** start of DATA FOR THIS TASK **

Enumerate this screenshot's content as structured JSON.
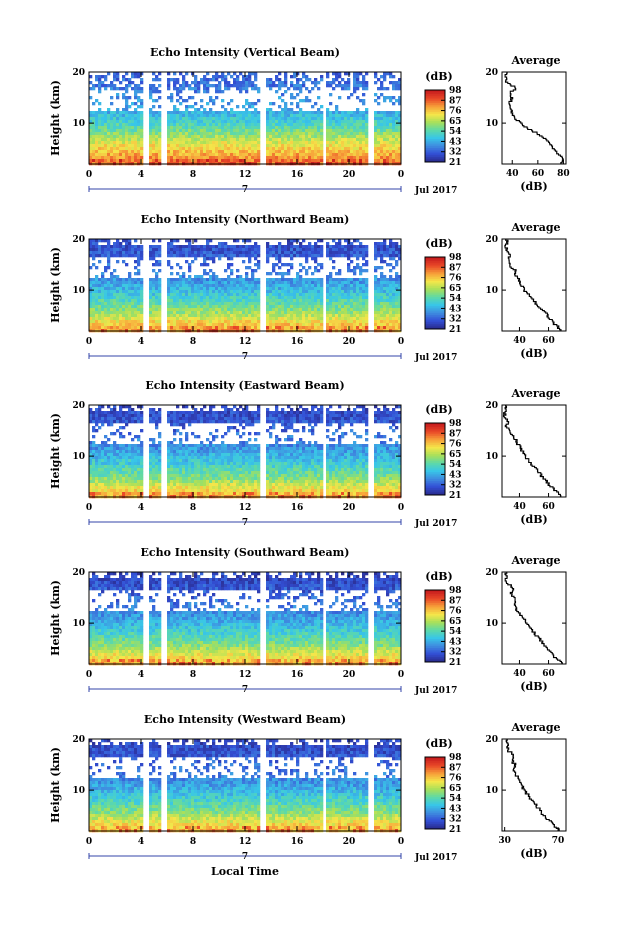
{
  "chart_data": [
    {
      "type": "heatmap",
      "title": "Echo Intensity (Vertical Beam)",
      "ylabel": "Height (km)",
      "x_ticks": [
        "0",
        "4",
        "8",
        "12",
        "16",
        "20",
        "0"
      ],
      "y_ticks": [
        "10",
        "20"
      ],
      "ylim": [
        2,
        20
      ],
      "xlim": [
        0,
        24
      ],
      "date_label": "7",
      "month_label": "Jul 2017",
      "data_gaps_hours": [
        [
          4.1,
          4.5
        ],
        [
          5.5,
          5.9
        ],
        [
          13.0,
          13.5
        ],
        [
          17.8,
          18.2
        ],
        [
          21.4,
          21.8
        ]
      ],
      "colorbar": {
        "unit": "(dB)",
        "ticks": [
          "21",
          "32",
          "43",
          "54",
          "65",
          "76",
          "87",
          "98"
        ],
        "range": [
          21,
          98
        ]
      },
      "intensity_profile_db": [
        {
          "h": 2,
          "v": 88
        },
        {
          "h": 4,
          "v": 80
        },
        {
          "h": 6,
          "v": 72
        },
        {
          "h": 8,
          "v": 62
        },
        {
          "h": 10,
          "v": 52
        },
        {
          "h": 12,
          "v": 45
        },
        {
          "h": 14,
          "v": 40
        },
        {
          "h": 16,
          "v": 37
        },
        {
          "h": 18,
          "v": 34
        },
        {
          "h": 20,
          "v": 32
        }
      ],
      "average": {
        "title": "Average",
        "xlabel": "(dB)",
        "x_ticks": [
          "40",
          "60",
          "80"
        ],
        "y_ticks": [
          "10",
          "20"
        ],
        "xlim": [
          32,
          82
        ],
        "ylim": [
          2,
          20
        ],
        "profile": [
          {
            "h": 2,
            "db": 78
          },
          {
            "h": 3,
            "db": 80
          },
          {
            "h": 4,
            "db": 77
          },
          {
            "h": 5,
            "db": 72
          },
          {
            "h": 6,
            "db": 70
          },
          {
            "h": 7,
            "db": 66
          },
          {
            "h": 8,
            "db": 60
          },
          {
            "h": 9,
            "db": 53
          },
          {
            "h": 10,
            "db": 47
          },
          {
            "h": 11,
            "db": 42
          },
          {
            "h": 12,
            "db": 40
          },
          {
            "h": 13,
            "db": 39
          },
          {
            "h": 14,
            "db": 38
          },
          {
            "h": 15,
            "db": 40
          },
          {
            "h": 16,
            "db": 38
          },
          {
            "h": 17,
            "db": 43
          },
          {
            "h": 18,
            "db": 36
          },
          {
            "h": 19,
            "db": 35
          },
          {
            "h": 20,
            "db": 35
          }
        ]
      }
    },
    {
      "type": "heatmap",
      "title": "Echo Intensity (Northward Beam)",
      "ylabel": "Height (km)",
      "x_ticks": [
        "0",
        "4",
        "8",
        "12",
        "16",
        "20",
        "0"
      ],
      "y_ticks": [
        "10",
        "20"
      ],
      "ylim": [
        2,
        20
      ],
      "xlim": [
        0,
        24
      ],
      "date_label": "7",
      "month_label": "Jul 2017",
      "data_gaps_hours": [
        [
          4.1,
          4.5
        ],
        [
          5.5,
          5.9
        ],
        [
          13.0,
          13.5
        ],
        [
          17.8,
          18.2
        ],
        [
          21.4,
          21.8
        ]
      ],
      "colorbar": {
        "unit": "(dB)",
        "ticks": [
          "21",
          "32",
          "43",
          "54",
          "65",
          "76",
          "87",
          "98"
        ],
        "range": [
          21,
          98
        ]
      },
      "intensity_profile_db": [
        {
          "h": 2,
          "v": 82
        },
        {
          "h": 4,
          "v": 74
        },
        {
          "h": 6,
          "v": 62
        },
        {
          "h": 8,
          "v": 54
        },
        {
          "h": 10,
          "v": 46
        },
        {
          "h": 12,
          "v": 40
        },
        {
          "h": 14,
          "v": 36
        },
        {
          "h": 16,
          "v": 32
        },
        {
          "h": 18,
          "v": 30
        },
        {
          "h": 20,
          "v": 28
        }
      ],
      "average": {
        "title": "Average",
        "xlabel": "(dB)",
        "x_ticks": [
          "40",
          "60"
        ],
        "y_ticks": [
          "10",
          "20"
        ],
        "xlim": [
          28,
          72
        ],
        "ylim": [
          2,
          20
        ],
        "profile": [
          {
            "h": 2,
            "db": 70
          },
          {
            "h": 3,
            "db": 66
          },
          {
            "h": 4,
            "db": 62
          },
          {
            "h": 5,
            "db": 60
          },
          {
            "h": 6,
            "db": 57
          },
          {
            "h": 7,
            "db": 53
          },
          {
            "h": 8,
            "db": 50
          },
          {
            "h": 9,
            "db": 47
          },
          {
            "h": 10,
            "db": 44
          },
          {
            "h": 11,
            "db": 42
          },
          {
            "h": 12,
            "db": 40
          },
          {
            "h": 13,
            "db": 38
          },
          {
            "h": 14,
            "db": 37
          },
          {
            "h": 15,
            "db": 33
          },
          {
            "h": 16,
            "db": 32
          },
          {
            "h": 17,
            "db": 34
          },
          {
            "h": 18,
            "db": 31
          },
          {
            "h": 19,
            "db": 31
          },
          {
            "h": 20,
            "db": 31
          }
        ]
      }
    },
    {
      "type": "heatmap",
      "title": "Echo Intensity (Eastward Beam)",
      "ylabel": "Height (km)",
      "x_ticks": [
        "0",
        "4",
        "8",
        "12",
        "16",
        "20",
        "0"
      ],
      "y_ticks": [
        "10",
        "20"
      ],
      "ylim": [
        2,
        20
      ],
      "xlim": [
        0,
        24
      ],
      "date_label": "7",
      "month_label": "Jul 2017",
      "data_gaps_hours": [
        [
          4.1,
          4.5
        ],
        [
          5.5,
          5.9
        ],
        [
          13.0,
          13.5
        ],
        [
          17.8,
          18.2
        ],
        [
          21.4,
          21.8
        ]
      ],
      "colorbar": {
        "unit": "(dB)",
        "ticks": [
          "21",
          "32",
          "43",
          "54",
          "65",
          "76",
          "87",
          "98"
        ],
        "range": [
          21,
          98
        ]
      },
      "intensity_profile_db": [
        {
          "h": 2,
          "v": 80
        },
        {
          "h": 4,
          "v": 72
        },
        {
          "h": 6,
          "v": 60
        },
        {
          "h": 8,
          "v": 52
        },
        {
          "h": 10,
          "v": 45
        },
        {
          "h": 12,
          "v": 39
        },
        {
          "h": 14,
          "v": 35
        },
        {
          "h": 16,
          "v": 31
        },
        {
          "h": 18,
          "v": 29
        },
        {
          "h": 20,
          "v": 27
        }
      ],
      "average": {
        "title": "Average",
        "xlabel": "(dB)",
        "x_ticks": [
          "40",
          "60"
        ],
        "y_ticks": [
          "10",
          "20"
        ],
        "xlim": [
          28,
          72
        ],
        "ylim": [
          2,
          20
        ],
        "profile": [
          {
            "h": 2,
            "db": 69
          },
          {
            "h": 3,
            "db": 66
          },
          {
            "h": 4,
            "db": 62
          },
          {
            "h": 5,
            "db": 59
          },
          {
            "h": 6,
            "db": 56
          },
          {
            "h": 7,
            "db": 53
          },
          {
            "h": 8,
            "db": 50
          },
          {
            "h": 9,
            "db": 47
          },
          {
            "h": 10,
            "db": 44
          },
          {
            "h": 11,
            "db": 42
          },
          {
            "h": 12,
            "db": 40
          },
          {
            "h": 13,
            "db": 38
          },
          {
            "h": 14,
            "db": 36
          },
          {
            "h": 15,
            "db": 33
          },
          {
            "h": 16,
            "db": 31
          },
          {
            "h": 17,
            "db": 32
          },
          {
            "h": 18,
            "db": 30
          },
          {
            "h": 19,
            "db": 30
          },
          {
            "h": 20,
            "db": 30
          }
        ]
      }
    },
    {
      "type": "heatmap",
      "title": "Echo Intensity (Southward Beam)",
      "ylabel": "Height (km)",
      "x_ticks": [
        "0",
        "4",
        "8",
        "12",
        "16",
        "20",
        "0"
      ],
      "y_ticks": [
        "10",
        "20"
      ],
      "ylim": [
        2,
        20
      ],
      "xlim": [
        0,
        24
      ],
      "date_label": "7",
      "month_label": "Jul 2017",
      "data_gaps_hours": [
        [
          4.1,
          4.5
        ],
        [
          5.5,
          5.9
        ],
        [
          13.0,
          13.5
        ],
        [
          17.8,
          18.2
        ],
        [
          21.4,
          21.8
        ]
      ],
      "colorbar": {
        "unit": "(dB)",
        "ticks": [
          "21",
          "32",
          "43",
          "54",
          "65",
          "76",
          "87",
          "98"
        ],
        "range": [
          21,
          98
        ]
      },
      "intensity_profile_db": [
        {
          "h": 2,
          "v": 80
        },
        {
          "h": 4,
          "v": 72
        },
        {
          "h": 6,
          "v": 60
        },
        {
          "h": 8,
          "v": 52
        },
        {
          "h": 10,
          "v": 45
        },
        {
          "h": 12,
          "v": 39
        },
        {
          "h": 14,
          "v": 35
        },
        {
          "h": 16,
          "v": 31
        },
        {
          "h": 18,
          "v": 29
        },
        {
          "h": 20,
          "v": 27
        }
      ],
      "average": {
        "title": "Average",
        "xlabel": "(dB)",
        "x_ticks": [
          "40",
          "60"
        ],
        "y_ticks": [
          "10",
          "20"
        ],
        "xlim": [
          28,
          72
        ],
        "ylim": [
          2,
          20
        ],
        "profile": [
          {
            "h": 2,
            "db": 70
          },
          {
            "h": 3,
            "db": 66
          },
          {
            "h": 4,
            "db": 63
          },
          {
            "h": 5,
            "db": 60
          },
          {
            "h": 6,
            "db": 57
          },
          {
            "h": 7,
            "db": 54
          },
          {
            "h": 8,
            "db": 51
          },
          {
            "h": 9,
            "db": 48
          },
          {
            "h": 10,
            "db": 45
          },
          {
            "h": 11,
            "db": 43
          },
          {
            "h": 12,
            "db": 40
          },
          {
            "h": 13,
            "db": 38
          },
          {
            "h": 14,
            "db": 36
          },
          {
            "h": 15,
            "db": 37
          },
          {
            "h": 16,
            "db": 34
          },
          {
            "h": 17,
            "db": 36
          },
          {
            "h": 18,
            "db": 31
          },
          {
            "h": 19,
            "db": 31
          },
          {
            "h": 20,
            "db": 31
          }
        ]
      }
    },
    {
      "type": "heatmap",
      "title": "Echo Intensity (Westward Beam)",
      "ylabel": "Height (km)",
      "xlabel": "Local Time",
      "x_ticks": [
        "0",
        "4",
        "8",
        "12",
        "16",
        "20",
        "0"
      ],
      "y_ticks": [
        "10",
        "20"
      ],
      "ylim": [
        2,
        20
      ],
      "xlim": [
        0,
        24
      ],
      "date_label": "7",
      "month_label": "Jul 2017",
      "data_gaps_hours": [
        [
          4.1,
          4.5
        ],
        [
          5.5,
          5.9
        ],
        [
          13.0,
          13.5
        ],
        [
          17.8,
          18.2
        ],
        [
          21.4,
          21.8
        ]
      ],
      "colorbar": {
        "unit": "(dB)",
        "ticks": [
          "21",
          "32",
          "43",
          "54",
          "65",
          "76",
          "87",
          "98"
        ],
        "range": [
          21,
          98
        ]
      },
      "intensity_profile_db": [
        {
          "h": 2,
          "v": 80
        },
        {
          "h": 4,
          "v": 72
        },
        {
          "h": 6,
          "v": 60
        },
        {
          "h": 8,
          "v": 52
        },
        {
          "h": 10,
          "v": 45
        },
        {
          "h": 12,
          "v": 39
        },
        {
          "h": 14,
          "v": 35
        },
        {
          "h": 16,
          "v": 31
        },
        {
          "h": 18,
          "v": 29
        },
        {
          "h": 20,
          "v": 27
        }
      ],
      "average": {
        "title": "Average",
        "xlabel": "(dB)",
        "x_ticks": [
          "30",
          "70"
        ],
        "y_ticks": [
          "10",
          "20"
        ],
        "xlim": [
          28,
          76
        ],
        "ylim": [
          2,
          20
        ],
        "profile": [
          {
            "h": 2,
            "db": 72
          },
          {
            "h": 3,
            "db": 68
          },
          {
            "h": 4,
            "db": 64
          },
          {
            "h": 5,
            "db": 60
          },
          {
            "h": 6,
            "db": 57
          },
          {
            "h": 7,
            "db": 54
          },
          {
            "h": 8,
            "db": 51
          },
          {
            "h": 9,
            "db": 48
          },
          {
            "h": 10,
            "db": 45
          },
          {
            "h": 11,
            "db": 43
          },
          {
            "h": 12,
            "db": 41
          },
          {
            "h": 13,
            "db": 39
          },
          {
            "h": 14,
            "db": 37
          },
          {
            "h": 15,
            "db": 38
          },
          {
            "h": 16,
            "db": 35
          },
          {
            "h": 17,
            "db": 37
          },
          {
            "h": 18,
            "db": 32
          },
          {
            "h": 19,
            "db": 32
          },
          {
            "h": 20,
            "db": 32
          }
        ]
      }
    }
  ],
  "colormap": [
    "#2a2c8f",
    "#3350d6",
    "#3f8de0",
    "#38c6e8",
    "#5ed9a8",
    "#a8e05a",
    "#f4e64a",
    "#f7a23a",
    "#ea4a28",
    "#c81e1e"
  ]
}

** end of DATA FOR THIS TASK **

#### [DO THIS]
Copy every line from the records above that contains the word "Beam".

#### [OUTPUT FOR THIS EXERCISE]
      "title": "Echo Intensity (Vertical Beam)",
      "title": "Echo Intensity (Northward Beam)",
      "title": "Echo Intensity (Eastward Beam)",
      "title": "Echo Intensity (Southward Beam)",
      "title": "Echo Intensity (Westward Beam)",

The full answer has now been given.